Figure collection entries:
++++

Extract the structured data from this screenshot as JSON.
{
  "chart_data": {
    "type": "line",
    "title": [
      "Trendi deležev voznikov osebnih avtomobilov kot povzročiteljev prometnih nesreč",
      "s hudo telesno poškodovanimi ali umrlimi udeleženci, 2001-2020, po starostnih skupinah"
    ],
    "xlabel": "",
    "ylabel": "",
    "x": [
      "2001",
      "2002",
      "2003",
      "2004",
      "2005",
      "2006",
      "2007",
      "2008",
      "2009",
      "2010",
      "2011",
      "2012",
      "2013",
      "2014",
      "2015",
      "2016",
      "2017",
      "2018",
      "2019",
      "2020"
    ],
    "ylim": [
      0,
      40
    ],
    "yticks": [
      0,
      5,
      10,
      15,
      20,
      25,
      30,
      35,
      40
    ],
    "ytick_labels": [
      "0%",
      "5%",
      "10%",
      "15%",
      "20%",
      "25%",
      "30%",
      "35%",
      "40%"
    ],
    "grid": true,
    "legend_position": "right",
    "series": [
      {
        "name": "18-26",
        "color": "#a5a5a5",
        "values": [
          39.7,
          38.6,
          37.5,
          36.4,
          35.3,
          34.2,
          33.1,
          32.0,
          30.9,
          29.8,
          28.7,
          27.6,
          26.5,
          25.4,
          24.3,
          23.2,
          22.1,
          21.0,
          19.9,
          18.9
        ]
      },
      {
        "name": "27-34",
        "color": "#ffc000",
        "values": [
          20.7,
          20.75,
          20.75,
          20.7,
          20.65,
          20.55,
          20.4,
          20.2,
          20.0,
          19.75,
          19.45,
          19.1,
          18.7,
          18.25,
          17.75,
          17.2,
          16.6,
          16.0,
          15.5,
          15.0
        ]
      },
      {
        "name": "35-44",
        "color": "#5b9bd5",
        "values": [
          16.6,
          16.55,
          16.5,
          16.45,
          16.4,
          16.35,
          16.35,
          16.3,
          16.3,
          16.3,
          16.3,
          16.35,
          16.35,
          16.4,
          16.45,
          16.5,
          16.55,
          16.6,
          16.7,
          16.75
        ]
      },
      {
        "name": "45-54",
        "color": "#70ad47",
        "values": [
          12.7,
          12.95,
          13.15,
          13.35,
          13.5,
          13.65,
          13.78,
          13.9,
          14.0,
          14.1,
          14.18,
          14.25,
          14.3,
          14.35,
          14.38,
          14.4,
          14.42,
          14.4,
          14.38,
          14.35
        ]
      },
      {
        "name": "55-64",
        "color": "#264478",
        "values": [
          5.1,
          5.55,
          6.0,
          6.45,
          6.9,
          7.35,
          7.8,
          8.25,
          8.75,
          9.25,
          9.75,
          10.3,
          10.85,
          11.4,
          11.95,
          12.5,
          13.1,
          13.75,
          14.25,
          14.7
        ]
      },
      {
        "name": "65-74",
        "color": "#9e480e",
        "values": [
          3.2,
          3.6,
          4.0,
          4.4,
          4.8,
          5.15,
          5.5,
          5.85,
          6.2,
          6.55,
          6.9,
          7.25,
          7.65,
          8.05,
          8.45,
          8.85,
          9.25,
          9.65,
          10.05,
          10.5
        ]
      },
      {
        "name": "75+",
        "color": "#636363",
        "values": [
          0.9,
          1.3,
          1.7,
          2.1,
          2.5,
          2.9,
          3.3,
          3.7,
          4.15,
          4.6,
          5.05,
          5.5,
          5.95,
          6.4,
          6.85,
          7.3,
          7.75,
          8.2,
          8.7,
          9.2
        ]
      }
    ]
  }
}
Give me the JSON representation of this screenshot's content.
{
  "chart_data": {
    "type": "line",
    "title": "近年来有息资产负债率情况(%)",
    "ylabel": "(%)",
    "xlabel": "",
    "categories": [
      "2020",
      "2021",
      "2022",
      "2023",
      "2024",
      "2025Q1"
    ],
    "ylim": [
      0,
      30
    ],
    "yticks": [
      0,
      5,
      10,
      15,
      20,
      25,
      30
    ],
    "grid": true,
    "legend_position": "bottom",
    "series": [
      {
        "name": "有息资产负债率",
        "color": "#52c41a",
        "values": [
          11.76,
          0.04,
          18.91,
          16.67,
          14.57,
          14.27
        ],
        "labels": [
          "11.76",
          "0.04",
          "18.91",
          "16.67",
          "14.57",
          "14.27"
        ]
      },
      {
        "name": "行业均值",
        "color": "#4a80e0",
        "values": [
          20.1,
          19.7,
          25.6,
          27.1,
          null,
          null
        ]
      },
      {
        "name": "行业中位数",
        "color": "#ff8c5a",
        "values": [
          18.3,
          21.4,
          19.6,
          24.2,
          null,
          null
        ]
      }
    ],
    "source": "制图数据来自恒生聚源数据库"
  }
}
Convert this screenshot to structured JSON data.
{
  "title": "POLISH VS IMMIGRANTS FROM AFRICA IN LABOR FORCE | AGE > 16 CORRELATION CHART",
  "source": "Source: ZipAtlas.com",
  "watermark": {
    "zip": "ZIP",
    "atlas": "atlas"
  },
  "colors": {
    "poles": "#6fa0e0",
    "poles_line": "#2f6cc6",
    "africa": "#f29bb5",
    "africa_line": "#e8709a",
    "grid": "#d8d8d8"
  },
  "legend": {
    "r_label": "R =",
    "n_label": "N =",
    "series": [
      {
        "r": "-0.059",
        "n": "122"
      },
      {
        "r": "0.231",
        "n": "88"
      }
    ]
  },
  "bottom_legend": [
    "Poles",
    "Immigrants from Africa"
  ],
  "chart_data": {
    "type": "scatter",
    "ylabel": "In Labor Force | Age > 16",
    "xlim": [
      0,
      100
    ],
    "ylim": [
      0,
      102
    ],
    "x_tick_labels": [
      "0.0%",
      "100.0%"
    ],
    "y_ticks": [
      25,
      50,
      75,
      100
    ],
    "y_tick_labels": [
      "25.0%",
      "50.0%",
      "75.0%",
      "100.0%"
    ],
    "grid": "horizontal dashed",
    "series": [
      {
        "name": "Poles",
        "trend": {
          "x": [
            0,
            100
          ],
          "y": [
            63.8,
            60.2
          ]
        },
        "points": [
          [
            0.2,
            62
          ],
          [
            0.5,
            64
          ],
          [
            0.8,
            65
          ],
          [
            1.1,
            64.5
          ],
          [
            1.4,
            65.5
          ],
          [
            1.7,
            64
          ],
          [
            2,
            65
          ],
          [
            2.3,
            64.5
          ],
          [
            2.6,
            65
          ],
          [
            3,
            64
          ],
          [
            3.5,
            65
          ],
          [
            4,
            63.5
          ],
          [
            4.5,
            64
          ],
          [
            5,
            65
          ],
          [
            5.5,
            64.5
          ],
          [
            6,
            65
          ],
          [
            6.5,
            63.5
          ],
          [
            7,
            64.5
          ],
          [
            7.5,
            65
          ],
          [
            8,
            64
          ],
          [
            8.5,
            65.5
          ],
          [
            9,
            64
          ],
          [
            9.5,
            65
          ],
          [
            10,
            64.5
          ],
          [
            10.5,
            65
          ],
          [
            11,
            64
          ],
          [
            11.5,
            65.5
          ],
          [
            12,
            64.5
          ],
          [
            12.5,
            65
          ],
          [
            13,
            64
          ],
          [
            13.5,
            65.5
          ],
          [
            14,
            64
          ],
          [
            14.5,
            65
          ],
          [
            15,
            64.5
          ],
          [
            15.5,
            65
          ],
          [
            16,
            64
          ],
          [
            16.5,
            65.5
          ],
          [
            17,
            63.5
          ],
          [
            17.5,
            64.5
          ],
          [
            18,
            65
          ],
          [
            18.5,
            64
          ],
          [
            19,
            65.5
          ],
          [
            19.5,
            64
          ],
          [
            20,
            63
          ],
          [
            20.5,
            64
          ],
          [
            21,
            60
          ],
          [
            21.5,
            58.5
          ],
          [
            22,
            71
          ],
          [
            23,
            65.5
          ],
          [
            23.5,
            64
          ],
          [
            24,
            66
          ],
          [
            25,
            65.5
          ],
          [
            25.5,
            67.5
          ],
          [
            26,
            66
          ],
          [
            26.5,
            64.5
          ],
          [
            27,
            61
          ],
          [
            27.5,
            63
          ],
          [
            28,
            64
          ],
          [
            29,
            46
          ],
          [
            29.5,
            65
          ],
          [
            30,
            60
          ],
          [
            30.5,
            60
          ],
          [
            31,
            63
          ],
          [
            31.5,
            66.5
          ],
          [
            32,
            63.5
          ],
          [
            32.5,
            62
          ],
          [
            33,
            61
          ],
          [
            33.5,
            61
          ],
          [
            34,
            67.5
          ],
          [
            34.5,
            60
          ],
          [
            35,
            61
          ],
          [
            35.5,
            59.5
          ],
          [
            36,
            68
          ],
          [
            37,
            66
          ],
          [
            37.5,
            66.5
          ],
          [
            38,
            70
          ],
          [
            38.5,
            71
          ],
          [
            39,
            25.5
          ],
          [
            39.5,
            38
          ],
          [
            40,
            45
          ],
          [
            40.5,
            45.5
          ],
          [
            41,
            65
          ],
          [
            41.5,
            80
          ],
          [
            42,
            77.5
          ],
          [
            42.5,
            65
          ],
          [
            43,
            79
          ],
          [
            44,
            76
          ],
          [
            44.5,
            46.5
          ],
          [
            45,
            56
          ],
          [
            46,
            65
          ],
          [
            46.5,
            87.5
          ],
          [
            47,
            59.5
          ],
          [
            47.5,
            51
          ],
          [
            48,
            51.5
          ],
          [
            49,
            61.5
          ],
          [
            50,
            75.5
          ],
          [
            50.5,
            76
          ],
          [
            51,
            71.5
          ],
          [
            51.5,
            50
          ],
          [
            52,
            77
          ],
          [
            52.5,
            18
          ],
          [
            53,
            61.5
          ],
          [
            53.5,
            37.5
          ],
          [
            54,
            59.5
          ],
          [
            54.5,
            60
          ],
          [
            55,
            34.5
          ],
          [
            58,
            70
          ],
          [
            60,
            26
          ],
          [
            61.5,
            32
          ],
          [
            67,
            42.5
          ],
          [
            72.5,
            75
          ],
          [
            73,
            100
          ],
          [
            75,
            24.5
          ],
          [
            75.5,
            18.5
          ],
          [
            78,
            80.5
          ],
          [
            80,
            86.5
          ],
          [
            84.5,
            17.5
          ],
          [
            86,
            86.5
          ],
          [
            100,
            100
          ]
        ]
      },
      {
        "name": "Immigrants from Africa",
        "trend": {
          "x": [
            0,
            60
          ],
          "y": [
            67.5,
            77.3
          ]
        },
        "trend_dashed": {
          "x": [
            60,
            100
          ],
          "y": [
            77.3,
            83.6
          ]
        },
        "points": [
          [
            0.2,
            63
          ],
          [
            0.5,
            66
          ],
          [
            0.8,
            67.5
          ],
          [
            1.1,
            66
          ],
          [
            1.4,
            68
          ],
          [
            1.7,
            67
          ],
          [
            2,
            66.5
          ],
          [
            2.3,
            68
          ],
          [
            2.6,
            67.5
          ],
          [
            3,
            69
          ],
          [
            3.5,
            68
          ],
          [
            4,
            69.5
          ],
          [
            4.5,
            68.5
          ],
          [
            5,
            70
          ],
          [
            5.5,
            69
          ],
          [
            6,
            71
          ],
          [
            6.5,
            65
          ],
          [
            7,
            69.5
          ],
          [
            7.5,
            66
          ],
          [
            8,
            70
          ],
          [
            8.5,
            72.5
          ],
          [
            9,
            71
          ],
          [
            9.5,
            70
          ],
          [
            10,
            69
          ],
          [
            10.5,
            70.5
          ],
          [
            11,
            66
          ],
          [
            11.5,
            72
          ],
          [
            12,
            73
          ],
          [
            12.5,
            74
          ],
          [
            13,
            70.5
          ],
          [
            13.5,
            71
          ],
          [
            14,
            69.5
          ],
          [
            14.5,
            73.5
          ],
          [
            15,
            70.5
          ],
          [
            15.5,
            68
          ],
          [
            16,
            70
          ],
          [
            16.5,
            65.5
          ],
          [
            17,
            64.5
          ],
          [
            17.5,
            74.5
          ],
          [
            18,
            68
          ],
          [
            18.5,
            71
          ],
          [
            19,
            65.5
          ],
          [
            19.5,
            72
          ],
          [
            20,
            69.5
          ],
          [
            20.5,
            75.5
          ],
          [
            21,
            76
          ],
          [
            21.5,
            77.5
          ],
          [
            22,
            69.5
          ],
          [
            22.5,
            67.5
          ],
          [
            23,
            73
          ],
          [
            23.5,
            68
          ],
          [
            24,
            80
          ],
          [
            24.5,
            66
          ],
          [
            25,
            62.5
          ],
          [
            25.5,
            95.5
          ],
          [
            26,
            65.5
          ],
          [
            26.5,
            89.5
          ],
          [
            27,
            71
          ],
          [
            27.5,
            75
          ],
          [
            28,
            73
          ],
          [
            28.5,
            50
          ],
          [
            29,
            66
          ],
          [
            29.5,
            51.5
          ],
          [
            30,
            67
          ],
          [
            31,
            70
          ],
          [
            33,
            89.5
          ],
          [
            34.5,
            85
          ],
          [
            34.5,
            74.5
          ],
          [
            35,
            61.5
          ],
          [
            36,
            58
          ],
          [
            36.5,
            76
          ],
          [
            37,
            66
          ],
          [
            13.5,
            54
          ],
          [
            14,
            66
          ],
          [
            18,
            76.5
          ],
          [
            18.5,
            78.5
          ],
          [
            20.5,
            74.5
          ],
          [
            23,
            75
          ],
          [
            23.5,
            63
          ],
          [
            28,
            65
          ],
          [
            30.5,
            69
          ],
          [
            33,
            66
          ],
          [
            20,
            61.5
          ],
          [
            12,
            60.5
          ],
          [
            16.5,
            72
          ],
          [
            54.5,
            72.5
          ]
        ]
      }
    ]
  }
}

++++

▸ Set problem: List all lines from the entries that include the word "JSON".

▸ Written reply:
Extract the structured data from this screenshot as JSON.
Give me the JSON representation of this screenshot's content.
Convert this screenshot to structured JSON data.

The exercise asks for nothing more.